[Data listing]
-- START --
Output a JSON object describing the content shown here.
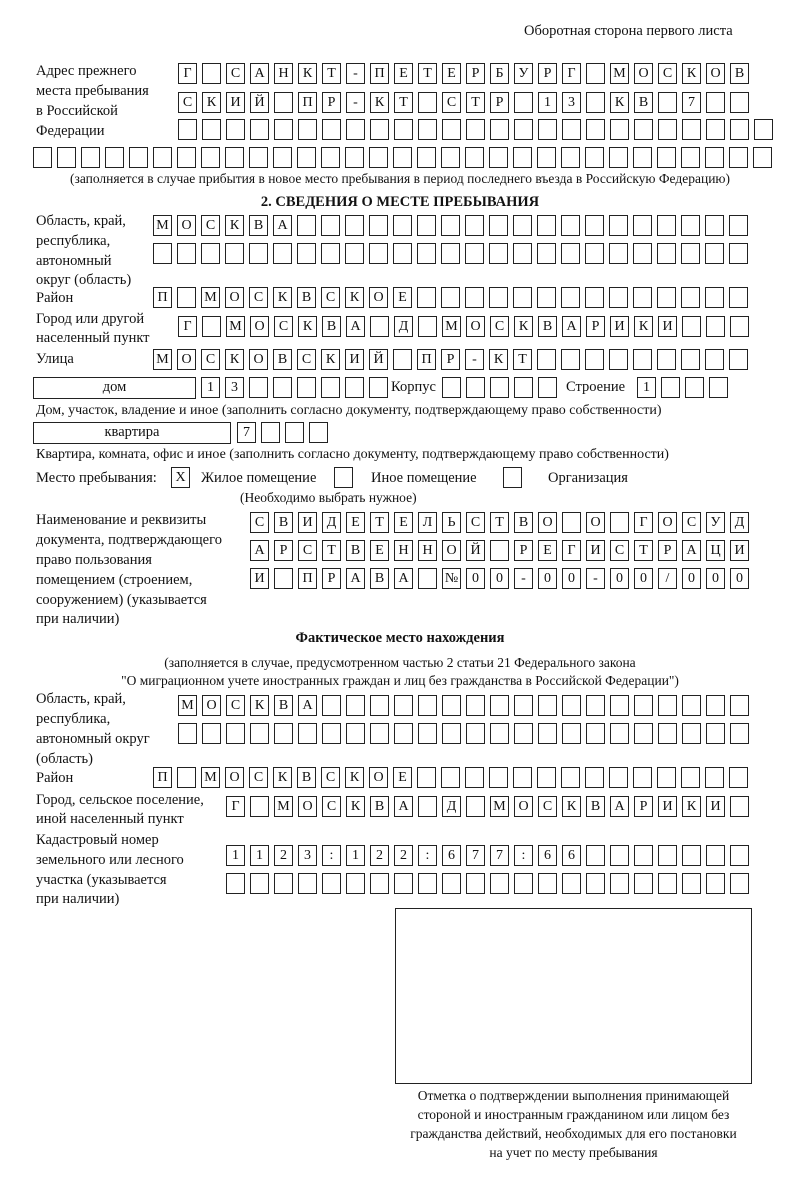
{
  "header": "Оборотная сторона первого листа",
  "prev_address": {
    "label": [
      "Адрес прежнего",
      "места пребывания",
      "в Российской",
      "Федерации"
    ],
    "rows": [
      [
        "Г",
        " ",
        "С",
        "А",
        "Н",
        "К",
        "Т",
        "-",
        "П",
        "Е",
        "Т",
        "Е",
        "Р",
        "Б",
        "У",
        "Р",
        "Г",
        " ",
        "М",
        "О",
        "С",
        "К",
        "О",
        "В"
      ],
      [
        "С",
        "К",
        "И",
        "Й",
        " ",
        "П",
        "Р",
        "-",
        "К",
        "Т",
        " ",
        "С",
        "Т",
        "Р",
        " ",
        "1",
        "3",
        " ",
        "К",
        "В",
        " ",
        "7",
        " ",
        " "
      ],
      [
        " ",
        " ",
        " ",
        " ",
        " ",
        " ",
        " ",
        " ",
        " ",
        " ",
        " ",
        " ",
        " ",
        " ",
        " ",
        " ",
        " ",
        " ",
        " ",
        " ",
        " ",
        " ",
        " ",
        " ",
        " "
      ],
      [
        " ",
        " ",
        " ",
        " ",
        " ",
        " ",
        " ",
        " ",
        " ",
        " ",
        " ",
        " ",
        " ",
        " ",
        " ",
        " ",
        " ",
        " ",
        " ",
        " ",
        " ",
        " ",
        " ",
        " ",
        " ",
        " ",
        " ",
        " ",
        " ",
        " ",
        " "
      ]
    ],
    "note": "(заполняется в случае прибытия в новое место пребывания в период последнего въезда в Российскую Федерацию)"
  },
  "section2": {
    "title": "2. СВЕДЕНИЯ О МЕСТЕ ПРЕБЫВАНИЯ",
    "region_label": [
      "Область, край,",
      "республика,",
      "автономный",
      "округ (область)"
    ],
    "region_rows": [
      [
        "М",
        "О",
        "С",
        "К",
        "В",
        "А",
        " ",
        " ",
        " ",
        " ",
        " ",
        " ",
        " ",
        " ",
        " ",
        " ",
        " ",
        " ",
        " ",
        " ",
        " ",
        " ",
        " ",
        " ",
        " "
      ],
      [
        " ",
        " ",
        " ",
        " ",
        " ",
        " ",
        " ",
        " ",
        " ",
        " ",
        " ",
        " ",
        " ",
        " ",
        " ",
        " ",
        " ",
        " ",
        " ",
        " ",
        " ",
        " ",
        " ",
        " ",
        " "
      ]
    ],
    "district_label": "Район",
    "district": [
      "П",
      " ",
      "М",
      "О",
      "С",
      "К",
      "В",
      "С",
      "К",
      "О",
      "Е",
      " ",
      " ",
      " ",
      " ",
      " ",
      " ",
      " ",
      " ",
      " ",
      " ",
      " ",
      " ",
      " ",
      " "
    ],
    "city_label": [
      "Город или другой",
      "населенный пункт"
    ],
    "city": [
      "Г",
      " ",
      "М",
      "О",
      "С",
      "К",
      "В",
      "А",
      " ",
      "Д",
      " ",
      "М",
      "О",
      "С",
      "К",
      "В",
      "А",
      "Р",
      "И",
      "К",
      "И",
      " ",
      " ",
      " "
    ],
    "street_label": "Улица",
    "street": [
      "М",
      "О",
      "С",
      "К",
      "О",
      "В",
      "С",
      "К",
      "И",
      "Й",
      " ",
      "П",
      "Р",
      "-",
      "К",
      "Т",
      " ",
      " ",
      " ",
      " ",
      " ",
      " ",
      " ",
      " ",
      " "
    ],
    "house_type": "дом",
    "house": [
      "1",
      "3",
      " ",
      " ",
      " ",
      " ",
      " ",
      " "
    ],
    "korpus_label": "Корпус",
    "korpus": [
      " ",
      " ",
      " ",
      " ",
      " "
    ],
    "stroenie_label": "Строение",
    "stroenie": [
      "1",
      " ",
      " ",
      " "
    ],
    "house_note": "Дом, участок, владение и иное (заполнить согласно документу, подтверждающему право собственности)",
    "flat_type": "квартира",
    "flat": [
      "7",
      " ",
      " ",
      " "
    ],
    "flat_note": "Квартира, комната, офис и иное (заполнить согласно документу, подтверждающему право собственности)",
    "stay_label": "Место пребывания:",
    "stay_options": [
      {
        "label": "Жилое помещение",
        "mark": "X"
      },
      {
        "label": "Иное помещение",
        "mark": ""
      },
      {
        "label": "Организация",
        "mark": ""
      }
    ],
    "stay_note": "(Необходимо выбрать нужное)",
    "doc_label": [
      "Наименование и реквизиты",
      "документа, подтверждающего",
      "право пользования",
      "помещением (строением,",
      "сооружением) (указывается",
      "при наличии)"
    ],
    "doc_rows": [
      [
        "С",
        "В",
        "И",
        "Д",
        "Е",
        "Т",
        "Е",
        "Л",
        "Ь",
        "С",
        "Т",
        "В",
        "О",
        " ",
        "О",
        " ",
        "Г",
        "О",
        "С",
        "У",
        "Д"
      ],
      [
        "А",
        "Р",
        "С",
        "Т",
        "В",
        "Е",
        "Н",
        "Н",
        "О",
        "Й",
        " ",
        "Р",
        "Е",
        "Г",
        "И",
        "С",
        "Т",
        "Р",
        "А",
        "Ц",
        "И"
      ],
      [
        "И",
        " ",
        "П",
        "Р",
        "А",
        "В",
        "А",
        " ",
        "№",
        "0",
        "0",
        "-",
        "0",
        "0",
        "-",
        "0",
        "0",
        "/",
        "0",
        "0",
        "0"
      ]
    ]
  },
  "actual": {
    "title": "Фактическое место нахождения",
    "note": [
      "(заполняется в случае, предусмотренном частью 2 статьи 21 Федерального закона",
      "\"О миграционном учете иностранных граждан и лиц без гражданства в Российской Федерации\")"
    ],
    "region_label": [
      "Область, край,",
      "республика,",
      "автономный округ",
      "(область)"
    ],
    "region_rows": [
      [
        "М",
        "О",
        "С",
        "К",
        "В",
        "А",
        " ",
        " ",
        " ",
        " ",
        " ",
        " ",
        " ",
        " ",
        " ",
        " ",
        " ",
        " ",
        " ",
        " ",
        " ",
        " ",
        " ",
        " "
      ],
      [
        " ",
        " ",
        " ",
        " ",
        " ",
        " ",
        " ",
        " ",
        " ",
        " ",
        " ",
        " ",
        " ",
        " ",
        " ",
        " ",
        " ",
        " ",
        " ",
        " ",
        " ",
        " ",
        " ",
        " "
      ]
    ],
    "district_label": "Район",
    "district": [
      "П",
      " ",
      "М",
      "О",
      "С",
      "К",
      "В",
      "С",
      "К",
      "О",
      "Е",
      " ",
      " ",
      " ",
      " ",
      " ",
      " ",
      " ",
      " ",
      " ",
      " ",
      " ",
      " ",
      " ",
      " "
    ],
    "city_label": [
      "Город, сельское поселение,",
      "иной населенный пункт"
    ],
    "city": [
      "Г",
      " ",
      "М",
      "О",
      "С",
      "К",
      "В",
      "А",
      " ",
      "Д",
      " ",
      "М",
      "О",
      "С",
      "К",
      "В",
      "А",
      "Р",
      "И",
      "К",
      "И",
      " "
    ],
    "cadastral_label": [
      "Кадастровый номер",
      "земельного или лесного",
      "участка (указывается",
      "при наличии)"
    ],
    "cadastral_rows": [
      [
        "1",
        "1",
        "2",
        "3",
        ":",
        "1",
        "2",
        "2",
        ":",
        "6",
        "7",
        "7",
        ":",
        "6",
        "6",
        " ",
        " ",
        " ",
        " ",
        " ",
        " ",
        " "
      ],
      [
        " ",
        " ",
        " ",
        " ",
        " ",
        " ",
        " ",
        " ",
        " ",
        " ",
        " ",
        " ",
        " ",
        " ",
        " ",
        " ",
        " ",
        " ",
        " ",
        " ",
        " ",
        " "
      ]
    ]
  },
  "stamp": {
    "caption": [
      "Отметка о подтверждении выполнения принимающей",
      "стороной и иностранным гражданином или лицом без",
      "гражданства действий, необходимых для его постановки",
      "на учет по месту пребывания"
    ]
  }
}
-- END --
* [EXERCISE OBJECTIVE] Where a line contains the string "заполняется", extract that line.

* [TASK SOLUTION]
    "note": "(заполняется в случае прибытия в новое место пребывания в период последнего въезда в Российскую Федерацию)"
      "(заполняется в случае, предусмотренном частью 2 статьи 21 Федерального закона",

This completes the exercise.